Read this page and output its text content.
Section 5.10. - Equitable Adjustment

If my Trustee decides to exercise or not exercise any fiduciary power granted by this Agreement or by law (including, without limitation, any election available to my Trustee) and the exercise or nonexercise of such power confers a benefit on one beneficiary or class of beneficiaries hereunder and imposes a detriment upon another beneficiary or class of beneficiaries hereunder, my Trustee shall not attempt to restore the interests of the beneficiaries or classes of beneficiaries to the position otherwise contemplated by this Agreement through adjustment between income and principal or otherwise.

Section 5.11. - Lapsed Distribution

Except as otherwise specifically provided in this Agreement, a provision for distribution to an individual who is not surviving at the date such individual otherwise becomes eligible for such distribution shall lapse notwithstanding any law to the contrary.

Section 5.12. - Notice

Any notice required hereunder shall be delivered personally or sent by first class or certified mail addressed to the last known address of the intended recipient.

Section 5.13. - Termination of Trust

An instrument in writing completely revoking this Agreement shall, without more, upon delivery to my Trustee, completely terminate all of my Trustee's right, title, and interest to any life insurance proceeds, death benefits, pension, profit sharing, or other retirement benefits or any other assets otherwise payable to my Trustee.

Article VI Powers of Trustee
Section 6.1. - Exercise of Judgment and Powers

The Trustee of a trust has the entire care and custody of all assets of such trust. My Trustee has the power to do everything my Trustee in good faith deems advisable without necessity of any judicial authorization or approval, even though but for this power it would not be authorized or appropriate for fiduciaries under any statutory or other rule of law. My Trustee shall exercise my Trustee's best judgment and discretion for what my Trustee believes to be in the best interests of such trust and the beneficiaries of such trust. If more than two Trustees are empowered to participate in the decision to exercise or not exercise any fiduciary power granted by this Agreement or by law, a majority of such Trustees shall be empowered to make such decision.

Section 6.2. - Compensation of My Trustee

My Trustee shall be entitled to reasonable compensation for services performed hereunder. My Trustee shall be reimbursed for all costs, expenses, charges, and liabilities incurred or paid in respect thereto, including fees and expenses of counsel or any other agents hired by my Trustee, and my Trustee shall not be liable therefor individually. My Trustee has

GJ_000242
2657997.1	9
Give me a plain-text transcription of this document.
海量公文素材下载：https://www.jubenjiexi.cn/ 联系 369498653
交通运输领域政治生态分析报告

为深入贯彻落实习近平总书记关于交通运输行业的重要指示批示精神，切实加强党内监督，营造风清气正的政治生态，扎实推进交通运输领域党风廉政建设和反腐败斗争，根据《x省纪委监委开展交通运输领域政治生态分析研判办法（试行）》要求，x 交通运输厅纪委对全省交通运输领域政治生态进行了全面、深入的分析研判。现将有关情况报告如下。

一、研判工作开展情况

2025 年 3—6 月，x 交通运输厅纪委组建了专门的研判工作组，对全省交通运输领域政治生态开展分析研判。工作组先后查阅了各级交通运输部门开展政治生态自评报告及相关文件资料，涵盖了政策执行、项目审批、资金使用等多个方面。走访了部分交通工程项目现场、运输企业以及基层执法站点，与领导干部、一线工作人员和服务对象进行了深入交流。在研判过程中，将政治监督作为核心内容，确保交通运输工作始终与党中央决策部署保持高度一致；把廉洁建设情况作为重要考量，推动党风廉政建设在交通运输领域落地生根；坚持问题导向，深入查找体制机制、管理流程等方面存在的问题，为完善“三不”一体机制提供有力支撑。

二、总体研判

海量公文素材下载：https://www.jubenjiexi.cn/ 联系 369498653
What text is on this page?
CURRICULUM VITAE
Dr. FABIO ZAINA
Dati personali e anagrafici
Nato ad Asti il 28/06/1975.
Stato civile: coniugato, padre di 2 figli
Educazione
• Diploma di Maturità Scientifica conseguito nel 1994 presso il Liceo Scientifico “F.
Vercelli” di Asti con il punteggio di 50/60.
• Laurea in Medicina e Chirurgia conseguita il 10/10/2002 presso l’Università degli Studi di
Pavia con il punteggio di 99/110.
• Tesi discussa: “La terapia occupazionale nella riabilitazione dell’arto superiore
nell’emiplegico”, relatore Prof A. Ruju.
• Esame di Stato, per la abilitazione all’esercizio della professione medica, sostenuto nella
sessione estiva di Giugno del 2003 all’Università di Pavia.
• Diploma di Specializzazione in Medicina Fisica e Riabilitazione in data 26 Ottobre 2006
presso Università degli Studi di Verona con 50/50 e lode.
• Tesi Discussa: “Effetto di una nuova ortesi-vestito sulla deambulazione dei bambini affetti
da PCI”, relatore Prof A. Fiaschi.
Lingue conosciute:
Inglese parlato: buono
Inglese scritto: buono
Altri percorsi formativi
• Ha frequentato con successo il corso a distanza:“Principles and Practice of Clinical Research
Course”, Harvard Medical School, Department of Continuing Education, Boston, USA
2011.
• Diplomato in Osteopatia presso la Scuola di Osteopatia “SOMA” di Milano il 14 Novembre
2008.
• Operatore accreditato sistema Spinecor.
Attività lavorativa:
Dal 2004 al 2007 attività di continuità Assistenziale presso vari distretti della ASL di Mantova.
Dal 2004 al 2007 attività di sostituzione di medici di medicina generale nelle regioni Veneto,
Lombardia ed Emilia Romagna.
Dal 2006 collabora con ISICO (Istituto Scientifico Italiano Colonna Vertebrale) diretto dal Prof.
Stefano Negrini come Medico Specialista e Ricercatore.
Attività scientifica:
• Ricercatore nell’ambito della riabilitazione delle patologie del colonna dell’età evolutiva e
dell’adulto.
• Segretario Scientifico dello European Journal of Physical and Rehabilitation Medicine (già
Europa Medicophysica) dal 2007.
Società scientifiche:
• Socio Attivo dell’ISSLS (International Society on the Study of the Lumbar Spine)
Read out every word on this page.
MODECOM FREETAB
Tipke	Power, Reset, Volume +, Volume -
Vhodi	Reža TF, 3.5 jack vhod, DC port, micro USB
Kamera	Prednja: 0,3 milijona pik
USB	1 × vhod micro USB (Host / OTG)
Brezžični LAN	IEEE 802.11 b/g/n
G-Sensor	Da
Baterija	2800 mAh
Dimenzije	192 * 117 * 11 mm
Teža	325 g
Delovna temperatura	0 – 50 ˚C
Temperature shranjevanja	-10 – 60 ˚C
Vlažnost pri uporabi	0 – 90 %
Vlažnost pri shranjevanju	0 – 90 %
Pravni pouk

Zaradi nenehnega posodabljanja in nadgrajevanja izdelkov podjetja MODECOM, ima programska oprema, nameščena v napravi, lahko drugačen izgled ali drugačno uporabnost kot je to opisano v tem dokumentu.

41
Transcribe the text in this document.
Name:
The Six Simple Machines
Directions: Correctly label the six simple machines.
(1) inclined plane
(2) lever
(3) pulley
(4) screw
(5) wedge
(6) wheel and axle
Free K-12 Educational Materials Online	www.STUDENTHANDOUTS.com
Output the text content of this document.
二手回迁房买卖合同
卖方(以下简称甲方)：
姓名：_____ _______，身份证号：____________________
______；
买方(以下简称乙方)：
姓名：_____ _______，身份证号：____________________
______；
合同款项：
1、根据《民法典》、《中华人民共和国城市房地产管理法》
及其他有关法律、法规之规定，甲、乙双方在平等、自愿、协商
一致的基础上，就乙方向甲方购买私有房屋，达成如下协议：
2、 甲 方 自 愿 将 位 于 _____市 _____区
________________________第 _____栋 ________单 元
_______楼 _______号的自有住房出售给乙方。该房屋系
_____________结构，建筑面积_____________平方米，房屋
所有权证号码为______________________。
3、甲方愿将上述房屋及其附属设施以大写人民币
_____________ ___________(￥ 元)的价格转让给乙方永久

What you need to do - Nothing but the lines from the line with "Read out every word on this page." to the last line of the listing above should appear; please retype them exactly, both ends included.

Written answer -
Read out every word on this page.
MODECOM FREETAB
Tipke	Power, Reset, Volume +, Volume -
Vhodi	Reža TF, 3.5 jack vhod, DC port, micro USB
Kamera	Prednja: 0,3 milijona pik
USB	1 × vhod micro USB (Host / OTG)
Brezžični LAN	IEEE 802.11 b/g/n
G-Sensor	Da
Baterija	2800 mAh
Dimenzije	192 * 117 * 11 mm
Teža	325 g
Delovna temperatura	0 – 50 ˚C
Temperature shranjevanja	-10 – 60 ˚C
Vlažnost pri uporabi	0 – 90 %
Vlažnost pri shranjevanju	0 – 90 %
Pravni pouk

Zaradi nenehnega posodabljanja in nadgrajevanja izdelkov podjetja MODECOM, ima programska oprema, nameščena v napravi, lahko drugačen izgled ali drugačno uporabnost kot je to opisano v tem dokumentu.

41
Transcribe the text in this document.
Name:
The Six Simple Machines
Directions: Correctly label the six simple machines.
(1) inclined plane
(2) lever
(3) pulley
(4) screw
(5) wedge
(6) wheel and axle
Free K-12 Educational Materials Online	www.STUDENTHANDOUTS.com
Output the text content of this document.
二手回迁房买卖合同
卖方(以下简称甲方)：
姓名：_____ _______，身份证号：____________________
______；
买方(以下简称乙方)：
姓名：_____ _______，身份证号：____________________
______；
合同款项：
1、根据《民法典》、《中华人民共和国城市房地产管理法》
及其他有关法律、法规之规定，甲、乙双方在平等、自愿、协商
一致的基础上，就乙方向甲方购买私有房屋，达成如下协议：
2、 甲 方 自 愿 将 位 于 _____市 _____区
________________________第 _____栋 ________单 元
_______楼 _______号的自有住房出售给乙方。该房屋系
_____________结构，建筑面积_____________平方米，房屋
所有权证号码为______________________。
3、甲方愿将上述房屋及其附属设施以大写人民币
_____________ ___________(￥ 元)的价格转让给乙方永久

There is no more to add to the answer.